After a second, more serious attack, Winter realises the crimes are similar to an unsolved case from years ago in which a girl was killed, which has always haunted him. He has kept in touch with the parents of the girl over the years, so he enlists their support in the new cases. He remains frustrated, however, at the lack of progress and the strange reluctance of the victims, their families and friends from assisting to find the perpetrator(s).
The book also covers domestic events in the lives of the investigating police. Winter and his girlfriend Anna have had their baby, Elsa. The relationship of this trio provides part of the background to events, as Winter's devotion to his job gradually erodes the rather fragile trust between him and Anna (who has not quite forgiven him for his behaviour in the previous book) and leads him to question his commitment to his young family. This commitment is pretty serious, because Winter is about to take a year's parental leave (this being Sweden) to look after Elsa. How he will adjust to this radical change of pace will be an interesting topic for a future book.

=== Short exercise 1 ===
Update the rows starting at the line containing "Patent image size: (982, 1419)." and ending at the line containing "The capacitance of cantilever p13", changing "circuit diagram" to "wiring diagram" and leaving everything else as it is.
The rows are unrelated to the review above.

=== Records for this exercise ===
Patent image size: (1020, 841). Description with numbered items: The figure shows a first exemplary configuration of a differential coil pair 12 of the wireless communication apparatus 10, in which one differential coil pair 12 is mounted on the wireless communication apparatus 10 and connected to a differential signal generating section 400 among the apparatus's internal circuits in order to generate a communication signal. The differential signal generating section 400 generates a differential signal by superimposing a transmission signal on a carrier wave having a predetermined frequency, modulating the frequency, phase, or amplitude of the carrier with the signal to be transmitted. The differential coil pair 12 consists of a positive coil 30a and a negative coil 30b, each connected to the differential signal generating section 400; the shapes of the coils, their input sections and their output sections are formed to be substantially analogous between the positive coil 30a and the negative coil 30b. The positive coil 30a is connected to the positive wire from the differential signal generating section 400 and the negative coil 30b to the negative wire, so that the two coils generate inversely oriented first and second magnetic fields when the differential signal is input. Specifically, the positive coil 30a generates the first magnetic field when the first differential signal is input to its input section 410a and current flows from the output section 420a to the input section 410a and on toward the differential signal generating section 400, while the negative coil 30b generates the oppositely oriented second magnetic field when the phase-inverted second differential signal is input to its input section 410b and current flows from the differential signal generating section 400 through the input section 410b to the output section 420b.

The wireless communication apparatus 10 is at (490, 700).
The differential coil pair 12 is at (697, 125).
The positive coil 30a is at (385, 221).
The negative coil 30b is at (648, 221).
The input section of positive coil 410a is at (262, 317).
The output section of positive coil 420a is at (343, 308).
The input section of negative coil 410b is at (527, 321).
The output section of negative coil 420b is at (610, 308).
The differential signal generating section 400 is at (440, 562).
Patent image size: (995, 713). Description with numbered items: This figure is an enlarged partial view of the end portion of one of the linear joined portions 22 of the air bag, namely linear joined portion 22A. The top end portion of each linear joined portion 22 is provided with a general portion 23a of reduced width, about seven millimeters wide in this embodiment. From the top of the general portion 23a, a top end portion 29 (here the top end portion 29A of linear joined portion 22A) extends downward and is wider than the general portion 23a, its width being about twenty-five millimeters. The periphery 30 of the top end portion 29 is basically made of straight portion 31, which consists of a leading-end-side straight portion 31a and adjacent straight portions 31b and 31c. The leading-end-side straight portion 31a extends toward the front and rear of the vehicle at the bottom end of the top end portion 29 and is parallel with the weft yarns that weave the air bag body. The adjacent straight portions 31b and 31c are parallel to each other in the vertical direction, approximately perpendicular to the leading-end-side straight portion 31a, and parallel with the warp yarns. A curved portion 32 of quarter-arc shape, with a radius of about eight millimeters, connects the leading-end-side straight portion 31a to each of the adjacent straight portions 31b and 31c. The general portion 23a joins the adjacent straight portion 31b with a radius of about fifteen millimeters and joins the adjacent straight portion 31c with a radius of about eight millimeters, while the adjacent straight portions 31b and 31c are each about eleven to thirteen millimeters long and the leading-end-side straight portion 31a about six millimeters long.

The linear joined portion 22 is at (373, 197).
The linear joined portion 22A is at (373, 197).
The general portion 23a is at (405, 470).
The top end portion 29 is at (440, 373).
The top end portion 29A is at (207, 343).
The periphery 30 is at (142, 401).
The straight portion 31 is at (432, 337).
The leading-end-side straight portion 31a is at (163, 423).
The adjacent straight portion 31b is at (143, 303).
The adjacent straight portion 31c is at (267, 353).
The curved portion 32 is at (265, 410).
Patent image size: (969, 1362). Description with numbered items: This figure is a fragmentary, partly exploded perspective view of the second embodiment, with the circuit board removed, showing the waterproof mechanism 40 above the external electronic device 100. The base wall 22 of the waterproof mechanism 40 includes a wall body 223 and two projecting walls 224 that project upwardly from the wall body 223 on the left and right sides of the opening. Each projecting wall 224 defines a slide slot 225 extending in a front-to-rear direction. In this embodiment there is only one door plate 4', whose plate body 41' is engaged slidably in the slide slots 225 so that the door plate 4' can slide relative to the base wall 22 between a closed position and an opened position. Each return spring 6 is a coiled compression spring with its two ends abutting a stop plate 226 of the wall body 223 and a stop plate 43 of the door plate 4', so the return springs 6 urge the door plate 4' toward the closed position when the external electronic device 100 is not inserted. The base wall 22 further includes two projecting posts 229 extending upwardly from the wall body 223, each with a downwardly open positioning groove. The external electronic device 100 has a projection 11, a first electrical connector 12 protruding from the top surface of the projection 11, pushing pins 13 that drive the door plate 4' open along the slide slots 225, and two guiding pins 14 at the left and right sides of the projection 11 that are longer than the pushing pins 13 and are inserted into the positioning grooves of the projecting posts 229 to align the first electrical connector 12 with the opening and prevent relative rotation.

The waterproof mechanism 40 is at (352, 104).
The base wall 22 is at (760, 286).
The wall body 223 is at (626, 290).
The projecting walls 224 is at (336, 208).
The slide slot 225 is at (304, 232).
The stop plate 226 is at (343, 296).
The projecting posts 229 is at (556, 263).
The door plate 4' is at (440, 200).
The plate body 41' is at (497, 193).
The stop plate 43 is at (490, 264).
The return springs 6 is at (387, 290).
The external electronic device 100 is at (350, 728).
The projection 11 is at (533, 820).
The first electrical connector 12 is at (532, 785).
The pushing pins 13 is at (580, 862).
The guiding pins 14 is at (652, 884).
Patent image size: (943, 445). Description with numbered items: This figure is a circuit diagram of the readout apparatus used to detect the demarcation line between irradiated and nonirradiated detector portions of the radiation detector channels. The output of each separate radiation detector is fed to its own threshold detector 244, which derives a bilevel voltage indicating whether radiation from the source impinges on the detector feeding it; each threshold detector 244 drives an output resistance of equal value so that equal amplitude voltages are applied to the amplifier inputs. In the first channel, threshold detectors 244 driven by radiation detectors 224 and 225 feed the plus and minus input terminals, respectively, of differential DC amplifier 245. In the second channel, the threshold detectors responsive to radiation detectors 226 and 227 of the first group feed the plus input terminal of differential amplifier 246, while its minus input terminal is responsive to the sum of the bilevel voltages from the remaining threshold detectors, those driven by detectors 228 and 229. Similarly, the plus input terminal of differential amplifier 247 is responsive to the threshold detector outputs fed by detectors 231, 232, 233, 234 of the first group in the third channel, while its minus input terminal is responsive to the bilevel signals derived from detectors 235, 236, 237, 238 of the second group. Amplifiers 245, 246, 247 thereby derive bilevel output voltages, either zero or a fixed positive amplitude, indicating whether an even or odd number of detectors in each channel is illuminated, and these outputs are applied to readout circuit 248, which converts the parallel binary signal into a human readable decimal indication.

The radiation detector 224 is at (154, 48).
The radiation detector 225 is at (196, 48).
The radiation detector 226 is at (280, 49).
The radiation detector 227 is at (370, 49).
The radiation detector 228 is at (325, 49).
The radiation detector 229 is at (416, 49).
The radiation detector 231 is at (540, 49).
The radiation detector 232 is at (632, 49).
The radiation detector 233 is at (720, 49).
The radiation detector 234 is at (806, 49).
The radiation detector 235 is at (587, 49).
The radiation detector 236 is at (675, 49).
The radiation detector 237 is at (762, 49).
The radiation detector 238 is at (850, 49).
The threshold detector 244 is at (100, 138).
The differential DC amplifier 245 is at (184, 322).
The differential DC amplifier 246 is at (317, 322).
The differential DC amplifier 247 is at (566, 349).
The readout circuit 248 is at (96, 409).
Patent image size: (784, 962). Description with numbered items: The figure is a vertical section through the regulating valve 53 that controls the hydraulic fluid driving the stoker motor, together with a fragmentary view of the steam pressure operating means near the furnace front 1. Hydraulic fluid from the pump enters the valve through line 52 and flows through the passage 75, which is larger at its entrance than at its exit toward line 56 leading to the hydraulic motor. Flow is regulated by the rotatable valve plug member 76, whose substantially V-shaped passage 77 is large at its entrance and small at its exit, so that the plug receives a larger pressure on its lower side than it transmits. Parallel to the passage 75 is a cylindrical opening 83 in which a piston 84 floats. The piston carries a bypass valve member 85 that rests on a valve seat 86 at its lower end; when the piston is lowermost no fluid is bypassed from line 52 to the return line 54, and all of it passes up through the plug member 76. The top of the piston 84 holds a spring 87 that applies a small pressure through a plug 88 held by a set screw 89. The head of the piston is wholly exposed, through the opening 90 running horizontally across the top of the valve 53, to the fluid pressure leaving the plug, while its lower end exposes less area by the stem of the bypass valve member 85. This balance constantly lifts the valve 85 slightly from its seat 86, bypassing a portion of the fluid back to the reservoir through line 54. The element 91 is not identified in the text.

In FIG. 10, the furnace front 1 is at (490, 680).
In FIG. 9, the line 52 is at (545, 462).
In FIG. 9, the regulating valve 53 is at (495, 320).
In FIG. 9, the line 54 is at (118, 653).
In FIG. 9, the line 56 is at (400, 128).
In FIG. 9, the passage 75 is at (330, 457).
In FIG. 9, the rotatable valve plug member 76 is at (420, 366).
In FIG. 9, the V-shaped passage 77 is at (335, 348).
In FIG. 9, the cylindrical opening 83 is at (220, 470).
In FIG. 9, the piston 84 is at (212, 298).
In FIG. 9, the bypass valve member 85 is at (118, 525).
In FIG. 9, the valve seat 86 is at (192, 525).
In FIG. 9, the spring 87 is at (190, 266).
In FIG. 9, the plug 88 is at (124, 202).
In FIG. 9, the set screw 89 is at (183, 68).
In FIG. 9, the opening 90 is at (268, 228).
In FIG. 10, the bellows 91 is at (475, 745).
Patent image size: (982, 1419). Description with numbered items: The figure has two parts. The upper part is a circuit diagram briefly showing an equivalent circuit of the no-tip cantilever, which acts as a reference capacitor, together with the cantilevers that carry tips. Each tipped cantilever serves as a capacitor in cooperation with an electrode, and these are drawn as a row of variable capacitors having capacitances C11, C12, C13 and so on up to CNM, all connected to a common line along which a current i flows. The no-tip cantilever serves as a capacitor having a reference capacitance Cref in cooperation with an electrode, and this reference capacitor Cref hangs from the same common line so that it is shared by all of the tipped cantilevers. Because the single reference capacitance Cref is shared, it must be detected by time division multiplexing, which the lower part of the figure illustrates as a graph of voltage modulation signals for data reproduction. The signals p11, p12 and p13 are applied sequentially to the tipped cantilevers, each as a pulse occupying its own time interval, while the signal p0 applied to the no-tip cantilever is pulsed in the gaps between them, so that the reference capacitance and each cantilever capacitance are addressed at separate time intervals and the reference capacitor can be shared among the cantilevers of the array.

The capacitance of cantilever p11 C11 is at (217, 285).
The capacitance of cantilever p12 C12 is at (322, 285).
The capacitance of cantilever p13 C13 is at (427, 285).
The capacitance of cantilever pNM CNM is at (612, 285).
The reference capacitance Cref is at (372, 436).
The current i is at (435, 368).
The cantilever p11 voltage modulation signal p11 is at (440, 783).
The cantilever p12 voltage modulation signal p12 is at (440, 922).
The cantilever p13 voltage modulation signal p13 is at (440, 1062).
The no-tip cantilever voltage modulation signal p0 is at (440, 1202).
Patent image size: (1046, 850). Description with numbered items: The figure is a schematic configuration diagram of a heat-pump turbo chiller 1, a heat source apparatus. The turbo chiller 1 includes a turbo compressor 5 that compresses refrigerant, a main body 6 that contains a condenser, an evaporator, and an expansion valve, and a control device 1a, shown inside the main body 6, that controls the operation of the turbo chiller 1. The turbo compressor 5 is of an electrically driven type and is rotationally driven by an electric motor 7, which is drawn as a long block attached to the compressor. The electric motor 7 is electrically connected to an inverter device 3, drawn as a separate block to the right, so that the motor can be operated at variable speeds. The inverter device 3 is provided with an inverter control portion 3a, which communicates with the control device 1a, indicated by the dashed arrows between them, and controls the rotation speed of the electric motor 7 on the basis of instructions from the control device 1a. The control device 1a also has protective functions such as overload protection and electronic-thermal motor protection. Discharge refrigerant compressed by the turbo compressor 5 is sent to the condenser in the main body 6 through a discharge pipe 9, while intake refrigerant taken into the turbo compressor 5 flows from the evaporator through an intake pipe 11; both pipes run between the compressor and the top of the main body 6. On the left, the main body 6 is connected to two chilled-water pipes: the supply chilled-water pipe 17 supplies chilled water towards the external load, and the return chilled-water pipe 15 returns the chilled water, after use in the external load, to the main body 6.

=== Short exercise 2 ===
Write out the review word for word, starting at "The book also" and ending at "a future book.".

=== Written response 1 ===
Patent image size: (982, 1419). Description with numbered items: The figure has two parts. The upper part is a wiring diagram briefly showing an equivalent circuit of the no-tip cantilever, which acts as a reference capacitor, together with the cantilevers that carry tips. Each tipped cantilever serves as a capacitor in cooperation with an electrode, and these are drawn as a row of variable capacitors having capacitances C11, C12, C13 and so on up to CNM, all connected to a common line along which a current i flows. The no-tip cantilever serves as a capacitor having a reference capacitance Cref in cooperation with an electrode, and this reference capacitor Cref hangs from the same common line so that it is shared by all of the tipped cantilevers. Because the single reference capacitance Cref is shared, it must be detected by time division multiplexing, which the lower part of the figure illustrates as a graph of voltage modulation signals for data reproduction. The signals p11, p12 and p13 are applied sequentially to the tipped cantilevers, each as a pulse occupying its own time interval, while the signal p0 applied to the no-tip cantilever is pulsed in the gaps between them, so that the reference capacitance and each cantilever capacitance are addressed at separate time intervals and the reference capacitor can be shared among the cantilevers of the array.

The capacitance of cantilever p11 C11 is at (217, 285).
The capacitance of cantilever p12 C12 is at (322, 285).
The capacitance of cantilever p13 C13 is at (427, 285).

=== Written response 2 ===
The book also covers domestic events in the lives of the investigating police. Winter and his girlfriend Anna have had their baby, Elsa. The relationship of this trio provides part of the background to events, as Winter's devotion to his job gradually erodes the rather fragile trust between him and Anna (who has not quite forgiven him for his behaviour in the previous book) and leads him to question his commitment to his young family. This commitment is pretty serious, because Winter is about to take a year's parental leave (this being Sweden) to look after Elsa. How he will adjust to this radical change of pace will be an interesting topic for a future book.